## [POTONGAN TEKS]
══════════
Shahih merupakan kitab sahih yang paling sistematis dan belum pernah

didapati sebelum dan sesudahnya. Hadisnya tidak bertukar-tukar dan sanadnya tidak berlebih dan berkurang. Secara global kitab ini tidak ada bandingannya di dalam ketelitian menggunakan isnad. Namun di dalam kitab ini ditemukan juga hadis mu‘allaq, yaitu sebanyak 12 hadis. Ini merupakan salah satu kritikan yang dilontarkan oleh ad-daruquthni.

3. Sunan Abi Dawud

Penyusunnya adalah Abu Dawud Sulaiman bin al-Asy‘ats bin Ishaq as-Sijistani. Ia dinisbahkan kepada tempat kelahirannya, yaitu di Sijistan (terletak antara Iran dengan Afganistan). Ia dilahirkan di kota tersebut, pada tahun 202 H (817 M).

Di antara karyanya yang terbesar ialah kitab as-Sunan yang kemudian dikenal dengan nama Sunan Abi Dawud. Beliau mengaku telah mendengar hadis se-banyak 200.000 buah. Dari jumlah itu beliau seleksi dan dimasukkan ke dalam kitab Sunan-nya sebanyak 4.800 buah. Ia berkata, “Saya tidak meletakkan sebuah Hadis yang telah disepakati oleh orang banyak untuk ditinggalkannya. Saya jelaskan dalam kitab tersebut nilainya dengan sahih, semi sahih (yusybihuhu), mendekati sahih

(yuqa-ribuhu), dan jika dalam kitab saya tersebut terdapat hadis yang sangat

lemah saya akan menjelaskan. Adapun yang tidak kami beri penjelasan sedikitpun, maka hadis tersebut bernilai shalih dan sebagian dari hadis yang shalih ini ada yang lebih baik dari yang lain.
══════════
## [ENTRI DATA]

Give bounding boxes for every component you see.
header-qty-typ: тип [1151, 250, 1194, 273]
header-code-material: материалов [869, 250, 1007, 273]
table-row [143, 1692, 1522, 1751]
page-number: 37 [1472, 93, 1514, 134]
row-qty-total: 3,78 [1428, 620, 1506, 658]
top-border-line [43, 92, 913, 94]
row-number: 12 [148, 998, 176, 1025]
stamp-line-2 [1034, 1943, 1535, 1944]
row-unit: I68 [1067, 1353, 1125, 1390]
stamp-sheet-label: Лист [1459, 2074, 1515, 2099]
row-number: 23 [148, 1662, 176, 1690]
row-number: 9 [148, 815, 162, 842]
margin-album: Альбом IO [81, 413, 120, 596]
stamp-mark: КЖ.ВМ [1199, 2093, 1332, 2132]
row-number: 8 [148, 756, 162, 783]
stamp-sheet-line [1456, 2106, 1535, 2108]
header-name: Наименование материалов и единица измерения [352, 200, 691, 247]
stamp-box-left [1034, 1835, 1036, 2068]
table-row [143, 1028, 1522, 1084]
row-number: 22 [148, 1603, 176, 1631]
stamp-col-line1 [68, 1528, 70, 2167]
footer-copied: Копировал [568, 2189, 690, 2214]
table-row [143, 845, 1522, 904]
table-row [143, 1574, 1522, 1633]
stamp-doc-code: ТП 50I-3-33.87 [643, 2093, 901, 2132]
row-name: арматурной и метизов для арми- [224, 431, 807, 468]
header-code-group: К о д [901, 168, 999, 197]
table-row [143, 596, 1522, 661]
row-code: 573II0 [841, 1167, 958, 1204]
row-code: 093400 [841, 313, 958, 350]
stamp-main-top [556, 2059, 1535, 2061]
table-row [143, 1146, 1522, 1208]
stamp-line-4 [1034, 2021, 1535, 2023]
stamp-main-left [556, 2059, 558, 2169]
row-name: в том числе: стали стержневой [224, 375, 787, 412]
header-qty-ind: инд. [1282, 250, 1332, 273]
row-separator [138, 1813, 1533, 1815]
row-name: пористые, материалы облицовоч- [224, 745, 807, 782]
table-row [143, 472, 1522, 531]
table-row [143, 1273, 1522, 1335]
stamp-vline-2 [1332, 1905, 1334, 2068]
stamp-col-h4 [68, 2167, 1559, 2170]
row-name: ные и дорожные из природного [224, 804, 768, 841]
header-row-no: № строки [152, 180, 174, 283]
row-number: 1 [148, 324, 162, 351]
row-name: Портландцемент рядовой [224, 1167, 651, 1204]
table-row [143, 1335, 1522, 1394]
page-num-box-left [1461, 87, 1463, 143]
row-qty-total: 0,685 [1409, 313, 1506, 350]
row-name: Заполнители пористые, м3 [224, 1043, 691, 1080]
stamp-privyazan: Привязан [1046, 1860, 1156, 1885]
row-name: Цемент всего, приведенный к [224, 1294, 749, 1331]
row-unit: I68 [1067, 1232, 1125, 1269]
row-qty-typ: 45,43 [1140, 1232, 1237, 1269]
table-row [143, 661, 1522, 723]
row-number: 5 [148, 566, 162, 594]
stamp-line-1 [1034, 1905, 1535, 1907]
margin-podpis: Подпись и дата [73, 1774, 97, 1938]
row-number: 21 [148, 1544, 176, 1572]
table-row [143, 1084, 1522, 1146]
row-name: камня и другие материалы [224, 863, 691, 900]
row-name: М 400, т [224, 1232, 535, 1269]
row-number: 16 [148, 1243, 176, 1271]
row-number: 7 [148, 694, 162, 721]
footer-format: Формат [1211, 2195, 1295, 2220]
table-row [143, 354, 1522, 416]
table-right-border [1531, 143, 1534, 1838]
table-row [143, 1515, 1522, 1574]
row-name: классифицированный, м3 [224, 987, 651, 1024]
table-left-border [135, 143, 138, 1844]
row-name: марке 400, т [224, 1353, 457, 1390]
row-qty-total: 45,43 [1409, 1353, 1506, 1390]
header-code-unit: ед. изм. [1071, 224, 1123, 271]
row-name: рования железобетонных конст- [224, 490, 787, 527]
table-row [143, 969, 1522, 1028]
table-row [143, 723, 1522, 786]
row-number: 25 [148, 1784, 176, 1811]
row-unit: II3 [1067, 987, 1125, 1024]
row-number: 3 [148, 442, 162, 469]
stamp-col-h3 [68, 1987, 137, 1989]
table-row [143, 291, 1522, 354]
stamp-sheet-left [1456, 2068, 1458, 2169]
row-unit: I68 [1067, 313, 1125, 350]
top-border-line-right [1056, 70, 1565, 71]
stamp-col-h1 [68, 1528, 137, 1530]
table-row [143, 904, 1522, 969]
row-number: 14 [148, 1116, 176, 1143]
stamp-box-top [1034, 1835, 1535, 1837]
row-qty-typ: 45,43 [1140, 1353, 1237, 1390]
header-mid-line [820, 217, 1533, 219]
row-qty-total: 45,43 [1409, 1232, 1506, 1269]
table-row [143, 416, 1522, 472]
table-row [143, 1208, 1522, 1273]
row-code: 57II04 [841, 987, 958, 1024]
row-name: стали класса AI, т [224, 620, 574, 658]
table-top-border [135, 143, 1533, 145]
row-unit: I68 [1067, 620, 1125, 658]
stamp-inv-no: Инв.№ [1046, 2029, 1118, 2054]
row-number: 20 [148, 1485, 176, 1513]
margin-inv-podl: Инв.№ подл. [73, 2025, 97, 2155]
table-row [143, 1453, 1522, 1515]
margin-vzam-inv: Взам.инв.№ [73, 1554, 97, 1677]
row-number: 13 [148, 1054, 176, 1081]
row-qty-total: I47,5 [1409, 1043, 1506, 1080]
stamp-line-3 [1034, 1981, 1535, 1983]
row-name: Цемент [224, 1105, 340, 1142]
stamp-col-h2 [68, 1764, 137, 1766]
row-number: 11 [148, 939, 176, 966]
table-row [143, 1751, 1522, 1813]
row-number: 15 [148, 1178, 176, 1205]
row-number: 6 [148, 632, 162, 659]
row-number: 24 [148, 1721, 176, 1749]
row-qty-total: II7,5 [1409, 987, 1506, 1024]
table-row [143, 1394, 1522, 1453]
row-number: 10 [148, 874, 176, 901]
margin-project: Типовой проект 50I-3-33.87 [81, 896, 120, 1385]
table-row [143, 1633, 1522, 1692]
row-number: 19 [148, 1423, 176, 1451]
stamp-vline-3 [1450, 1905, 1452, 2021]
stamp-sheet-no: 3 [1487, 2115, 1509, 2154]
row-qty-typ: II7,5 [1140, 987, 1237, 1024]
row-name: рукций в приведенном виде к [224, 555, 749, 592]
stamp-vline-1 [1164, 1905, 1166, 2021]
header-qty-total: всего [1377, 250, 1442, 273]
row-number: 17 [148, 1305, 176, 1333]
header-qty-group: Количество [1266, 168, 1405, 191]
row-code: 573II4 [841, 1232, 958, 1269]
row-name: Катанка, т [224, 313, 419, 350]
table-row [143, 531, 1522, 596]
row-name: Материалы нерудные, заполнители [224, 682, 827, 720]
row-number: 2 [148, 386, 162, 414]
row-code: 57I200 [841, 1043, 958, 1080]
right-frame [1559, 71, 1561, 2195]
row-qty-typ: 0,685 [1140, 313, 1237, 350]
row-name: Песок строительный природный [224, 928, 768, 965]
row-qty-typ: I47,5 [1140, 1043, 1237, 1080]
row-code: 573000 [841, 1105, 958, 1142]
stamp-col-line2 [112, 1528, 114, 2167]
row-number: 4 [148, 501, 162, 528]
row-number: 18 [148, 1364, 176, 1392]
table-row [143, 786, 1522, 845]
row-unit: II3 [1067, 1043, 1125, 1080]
══════════
## [LATIHAN SOAL]
• a. Menurut teks tentang kitab-kitab hadis, pada tahun berapa Abu Dawud dilahirkan?
• b. Tuliskan kembali bagian teks tentang kitab-kitab hadis dari "Penyusunnya adalah Abu" sampai "202 H (817 M)." tanpa mengubah apa pun.
• c. Lanjutkan teks tentang kitab-kitab hadis mulai dari sesudah kalimat terakhirnya.
Data tersebut diambil dari sumber lain.

## [DAFTAR JAWABAN]
• a. Abu Dawud dilahirkan pada tahun 202 H (817 M).

• b.
Penyusunnya adalah Abu Dawud Sulaiman bin al-Asy‘ats bin Ishaq as-Sijistani. Ia dinisbahkan kepada tempat kelahirannya, yaitu di Sijistan (terletak antara Iran dengan Afganistan). Ia dilahirkan di kota tersebut, pada tahun 202 H (817 M).

• c.
Menurut Ibnu Hajar, istilah shalih Abu Dawud ini lebih umum daripada jika dikatakan bisa dipakai hujjah (al-ihtijaj) dan bisa dipakai i’tibar. Oleh karenanya, setiap hadis daif yang bisa naik menjadi hasan atau setiap hadis hasan yang bisa naik menjadi sahih bisa masuk dalam pengertian yang pertama (li-al-ihtijaj), yang tidak seperti kedua itu, bisa tercakup dalam pengertian kedua (li al-i’tibar) dan yang kurang dari ketentuan itu semua termasuk yang dinilai dengan daif (wahn syadid).2

Al-Khaththani berpendapat, bahwa tidak ada susunan kitab ilmu agama setara dengan kitab Sunan Abu Dawud. Kitab dapat diterima semua golongan. Ibn al-Arabi mengatakan, “Barangsiapa yang di-rumahnya ada Alquran dan Kitab Sunan Abi Dawud, tidak perlu kitab-kitab yang lain.

Imam Ghazali memandang cukup, bahwa kitab Sunan Abu Dawud itu dibuat pegangan bagi para mujtahid.

4. Sunan an-Nasa`i

Ia menulis dua kitab sunan, yaitu as-Sunan Kubra dan as-Sunan

al-Mujtaba. As-Sunan al-Mujtaba adalah hasil sleksi dari hadis-hadis yang

terdapat di dalam as-Sunan al-Kubra. Di dalam kitab ini an-Nasai mencatat berbagai isnad hadis, lalu mencatat isnad yang mengandung kesalahan dari periwyatnya, kemudian menjelaskan mana yang benar. Oleh sebab itu, ia memang mencatat hadis daif, tetapi kebanyakannya hanya untuk menunjukkan cacatnya hadis tersebut.3

5. Sunan at-Tirmizi

Nama penyusunnya adalah Abu ‘Isa Muhammad bin ‘Isa bin Surah. Ia seorang ahli hadis yang dilahirkan di kota Turmuz, sebuah kota kecil di pinggiran Utara sungai Amuderiya, sebelah Utara Iran pada bulan Zulhijah tahun 200 H (824 M).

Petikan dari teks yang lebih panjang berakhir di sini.